##### Exercise material #####

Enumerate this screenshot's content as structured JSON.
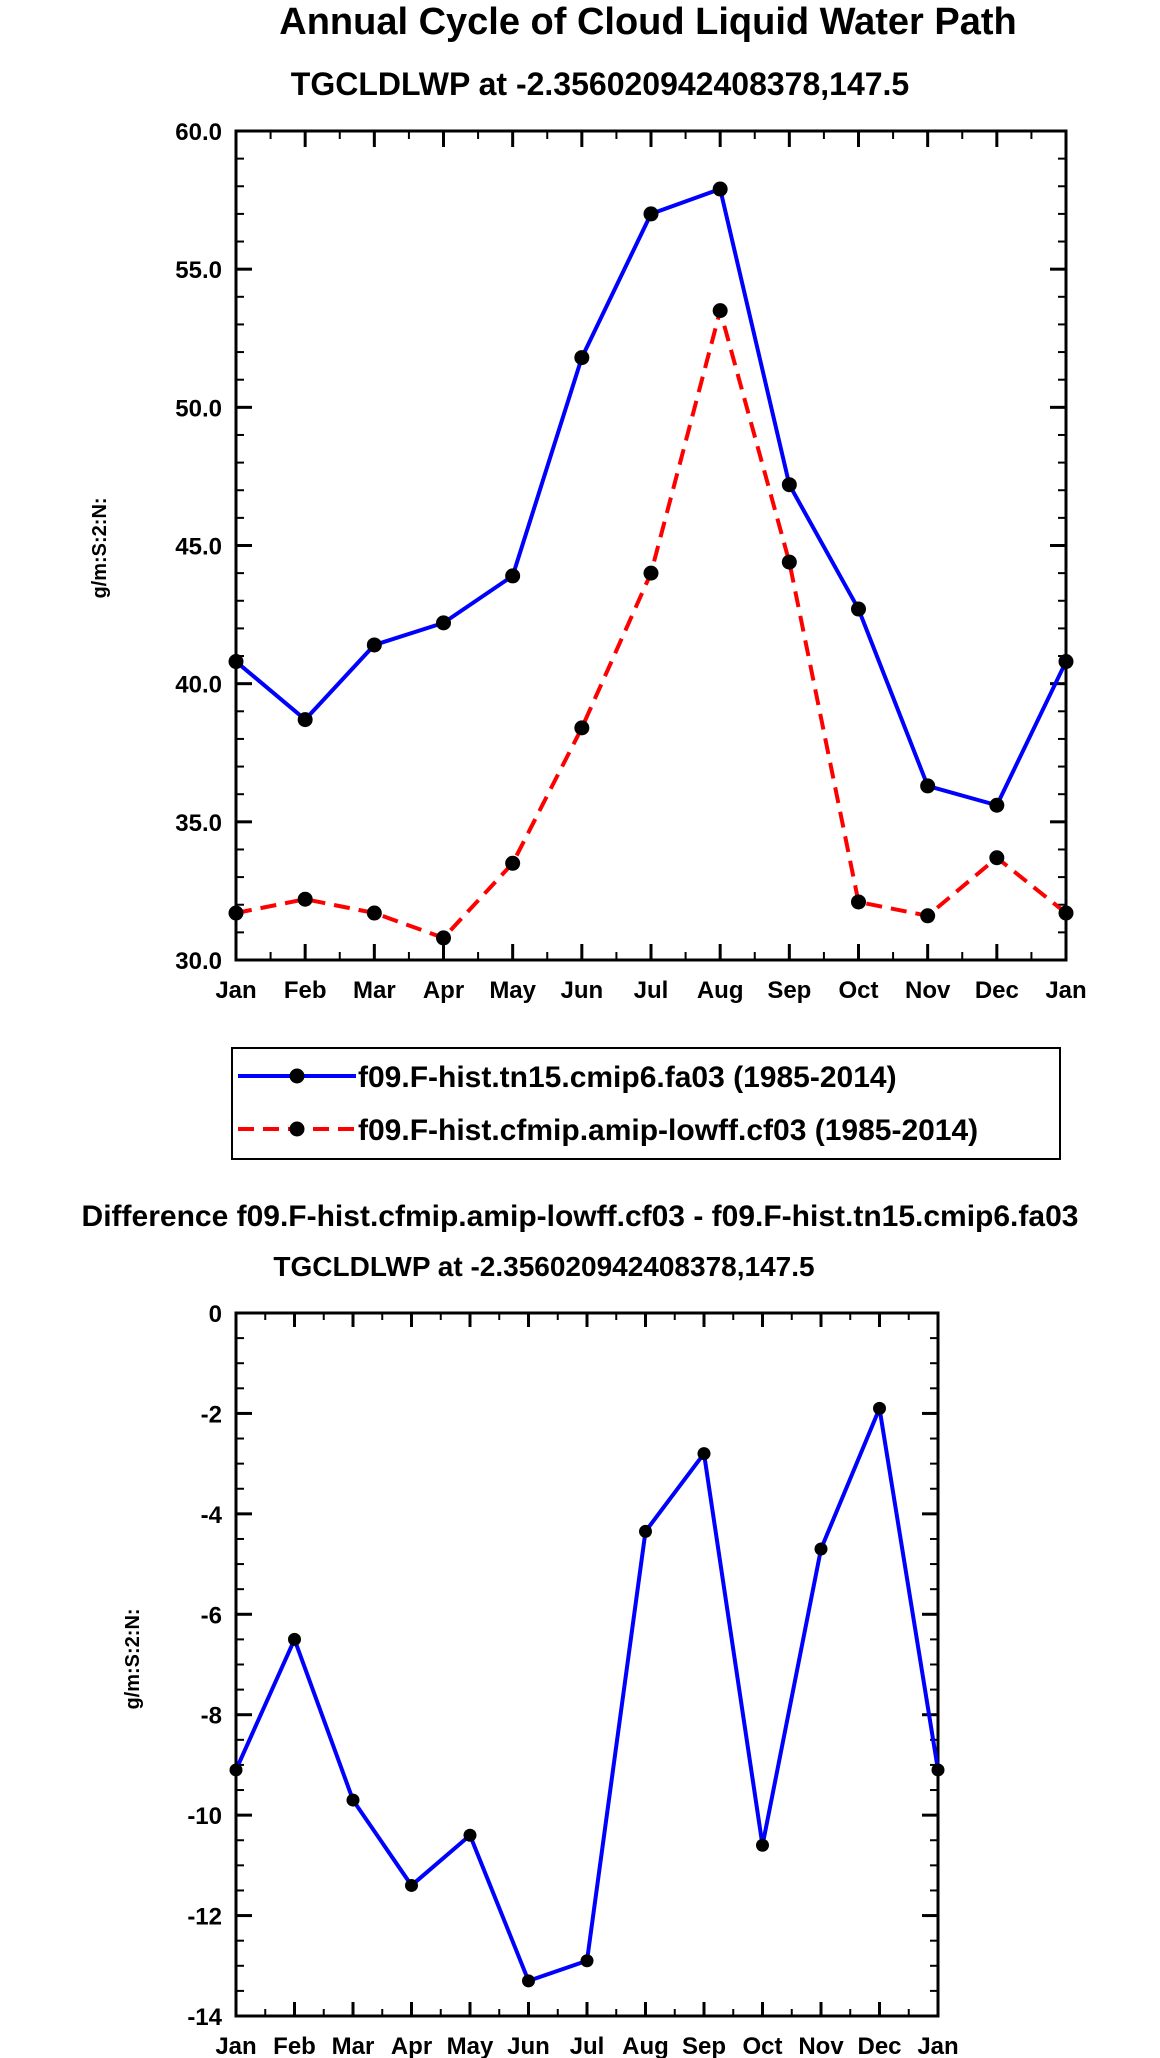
{
  "chart_data": [
    {
      "type": "line",
      "title": "Annual Cycle of Cloud Liquid Water Path",
      "subtitle": "TGCLDLWP at -2.356020942408378,147.5",
      "ylabel": "g/m:S:2:N:",
      "xlabel": "",
      "categories": [
        "Jan",
        "Feb",
        "Mar",
        "Apr",
        "May",
        "Jun",
        "Jul",
        "Aug",
        "Sep",
        "Oct",
        "Nov",
        "Dec",
        "Jan"
      ],
      "ylim": [
        30,
        60
      ],
      "yticks": [
        "30.0",
        "35.0",
        "40.0",
        "45.0",
        "50.0",
        "55.0",
        "60.0"
      ],
      "series": [
        {
          "name": "f09.F-hist.tn15.cmip6.fa03 (1985-2014)",
          "color": "#0000ff",
          "dash": "solid",
          "values": [
            40.8,
            38.7,
            41.4,
            42.2,
            43.9,
            51.8,
            57.0,
            57.9,
            47.2,
            42.7,
            36.3,
            35.6,
            40.8
          ]
        },
        {
          "name": "f09.F-hist.cfmip.amip-lowff.cf03 (1985-2014)",
          "color": "#ff0000",
          "dash": "dashed",
          "values": [
            31.7,
            32.2,
            31.7,
            30.8,
            33.5,
            38.4,
            44.0,
            53.5,
            44.4,
            32.1,
            31.6,
            33.7,
            31.7
          ]
        }
      ],
      "legend_position": "bottom"
    },
    {
      "type": "line",
      "title": "Difference f09.F-hist.cfmip.amip-lowff.cf03 - f09.F-hist.tn15.cmip6.fa03",
      "subtitle": "TGCLDLWP at -2.356020942408378,147.5",
      "ylabel": "g/m:S:2:N:",
      "xlabel": "",
      "categories": [
        "Jan",
        "Feb",
        "Mar",
        "Apr",
        "May",
        "Jun",
        "Jul",
        "Aug",
        "Sep",
        "Oct",
        "Nov",
        "Dec",
        "Jan"
      ],
      "ylim": [
        -14,
        0
      ],
      "yticks": [
        "-14",
        "-12",
        "-10",
        "-8",
        "-6",
        "-4",
        "-2",
        "0"
      ],
      "series": [
        {
          "name": "difference",
          "color": "#0000ff",
          "dash": "solid",
          "values": [
            -9.1,
            -6.5,
            -9.7,
            -11.4,
            -10.4,
            -13.3,
            -12.9,
            -4.35,
            -2.8,
            -10.6,
            -4.7,
            -1.9,
            -9.1
          ]
        }
      ]
    }
  ]
}
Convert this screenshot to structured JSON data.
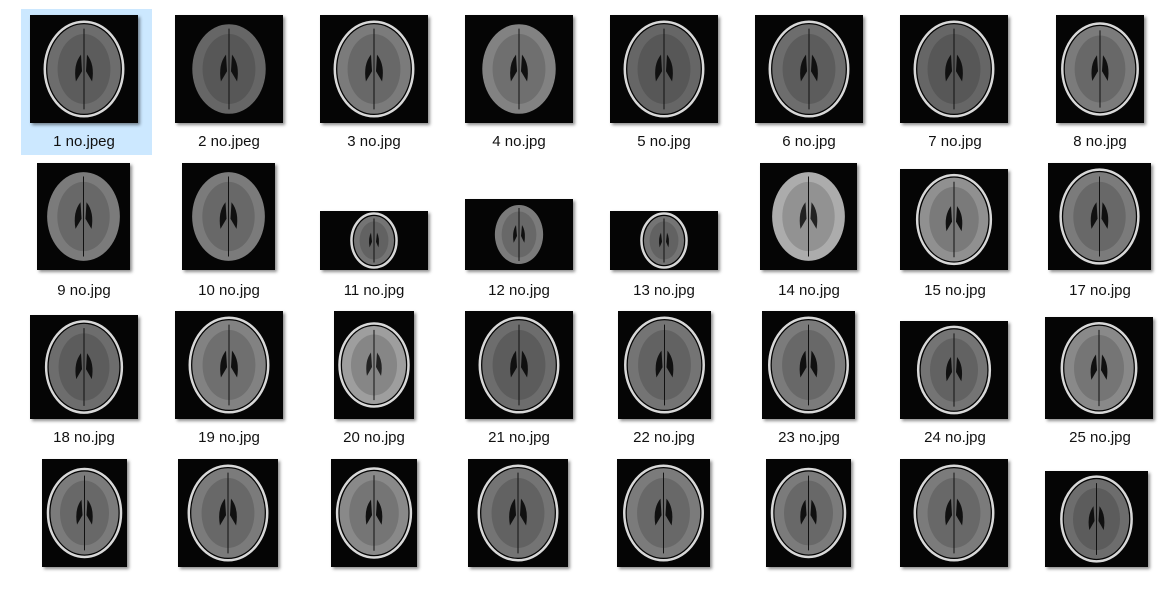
{
  "files": [
    {
      "name": "1 no.jpeg",
      "selected": true
    },
    {
      "name": "2 no.jpeg"
    },
    {
      "name": "3 no.jpg"
    },
    {
      "name": "4 no.jpg"
    },
    {
      "name": "5 no.jpg"
    },
    {
      "name": "6 no.jpg"
    },
    {
      "name": "7 no.jpg"
    },
    {
      "name": "8 no.jpg"
    },
    {
      "name": "9 no.jpg"
    },
    {
      "name": "10 no.jpg"
    },
    {
      "name": "11 no.jpg"
    },
    {
      "name": "12 no.jpg"
    },
    {
      "name": "13 no.jpg"
    },
    {
      "name": "14 no.jpg"
    },
    {
      "name": "15 no.jpg"
    },
    {
      "name": "17 no.jpg"
    },
    {
      "name": "18 no.jpg"
    },
    {
      "name": "19 no.jpg"
    },
    {
      "name": "20 no.jpg"
    },
    {
      "name": "21 no.jpg"
    },
    {
      "name": "22 no.jpg"
    },
    {
      "name": "23 no.jpg"
    },
    {
      "name": "24 no.jpg"
    },
    {
      "name": "25 no.jpg"
    },
    {
      "name": ""
    },
    {
      "name": ""
    },
    {
      "name": ""
    },
    {
      "name": ""
    },
    {
      "name": ""
    },
    {
      "name": ""
    },
    {
      "name": ""
    },
    {
      "name": ""
    }
  ]
}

#####

Pictures are to be left out; all else in the entries above is to be quoted exactly.

## Solution
Enumerate this screenshot's content as structured JSON.
{
  "chart_data": [
    {
      "type": "line",
      "title": "Annual Cycle of Cloud Liquid Water Path",
      "subtitle": "TGCLDLWP at -2.356020942408378,147.5",
      "ylabel": "g/m:S:2:N:",
      "xlabel": "",
      "categories": [
        "Jan",
        "Feb",
        "Mar",
        "Apr",
        "May",
        "Jun",
        "Jul",
        "Aug",
        "Sep",
        "Oct",
        "Nov",
        "Dec",
        "Jan"
      ],
      "ylim": [
        30,
        60
      ],
      "yticks": [
        "30.0",
        "35.0",
        "40.0",
        "45.0",
        "50.0",
        "55.0",
        "60.0"
      ],
      "series": [
        {
          "name": "f09.F-hist.tn15.cmip6.fa03 (1985-2014)",
          "color": "#0000ff",
          "dash": "solid",
          "values": [
            40.8,
            38.7,
            41.4,
            42.2,
            43.9,
            51.8,
            57.0,
            57.9,
            47.2,
            42.7,
            36.3,
            35.6,
            40.8
          ]
        },
        {
          "name": "f09.F-hist.cfmip.amip-lowff.cf03 (1985-2014)",
          "color": "#ff0000",
          "dash": "dashed",
          "values": [
            31.7,
            32.2,
            31.7,
            30.8,
            33.5,
            38.4,
            44.0,
            53.5,
            44.4,
            32.1,
            31.6,
            33.7,
            31.7
          ]
        }
      ],
      "legend_position": "bottom"
    },
    {
      "type": "line",
      "title": "Difference f09.F-hist.cfmip.amip-lowff.cf03 - f09.F-hist.tn15.cmip6.fa03",
      "subtitle": "TGCLDLWP at -2.356020942408378,147.5",
      "ylabel": "g/m:S:2:N:",
      "xlabel": "",
      "categories": [
        "Jan",
        "Feb",
        "Mar",
        "Apr",
        "May",
        "Jun",
        "Jul",
        "Aug",
        "Sep",
        "Oct",
        "Nov",
        "Dec",
        "Jan"
      ],
      "ylim": [
        -14,
        0
      ],
      "yticks": [
        "-14",
        "-12",
        "-10",
        "-8",
        "-6",
        "-4",
        "-2",
        "0"
      ],
      "series": [
        {
          "name": "difference",
          "color": "#0000ff",
          "dash": "solid",
          "values": [
            -9.1,
            -6.5,
            -9.7,
            -11.4,
            -10.4,
            -13.3,
            -12.9,
            -4.35,
            -2.8,
            -10.6,
            -4.7,
            -1.9,
            -9.1
          ]
        }
      ]
    }
  ]
}
Convert this screenshot to structured JSON data.
{
  "files": [
    {
      "name": "1 no.jpeg",
      "selected": true
    },
    {
      "name": "2 no.jpeg"
    },
    {
      "name": "3 no.jpg"
    },
    {
      "name": "4 no.jpg"
    },
    {
      "name": "5 no.jpg"
    },
    {
      "name": "6 no.jpg"
    },
    {
      "name": "7 no.jpg"
    },
    {
      "name": "8 no.jpg"
    },
    {
      "name": "9 no.jpg"
    },
    {
      "name": "10 no.jpg"
    },
    {
      "name": "11 no.jpg"
    },
    {
      "name": "12 no.jpg"
    },
    {
      "name": "13 no.jpg"
    },
    {
      "name": "14 no.jpg"
    },
    {
      "name": "15 no.jpg"
    },
    {
      "name": "17 no.jpg"
    },
    {
      "name": "18 no.jpg"
    },
    {
      "name": "19 no.jpg"
    },
    {
      "name": "20 no.jpg"
    },
    {
      "name": "21 no.jpg"
    },
    {
      "name": "22 no.jpg"
    },
    {
      "name": "23 no.jpg"
    },
    {
      "name": "24 no.jpg"
    },
    {
      "name": "25 no.jpg"
    },
    {
      "name": ""
    },
    {
      "name": ""
    },
    {
      "name": ""
    },
    {
      "name": ""
    },
    {
      "name": ""
    },
    {
      "name": ""
    },
    {
      "name": ""
    },
    {
      "name": ""
    }
  ]
}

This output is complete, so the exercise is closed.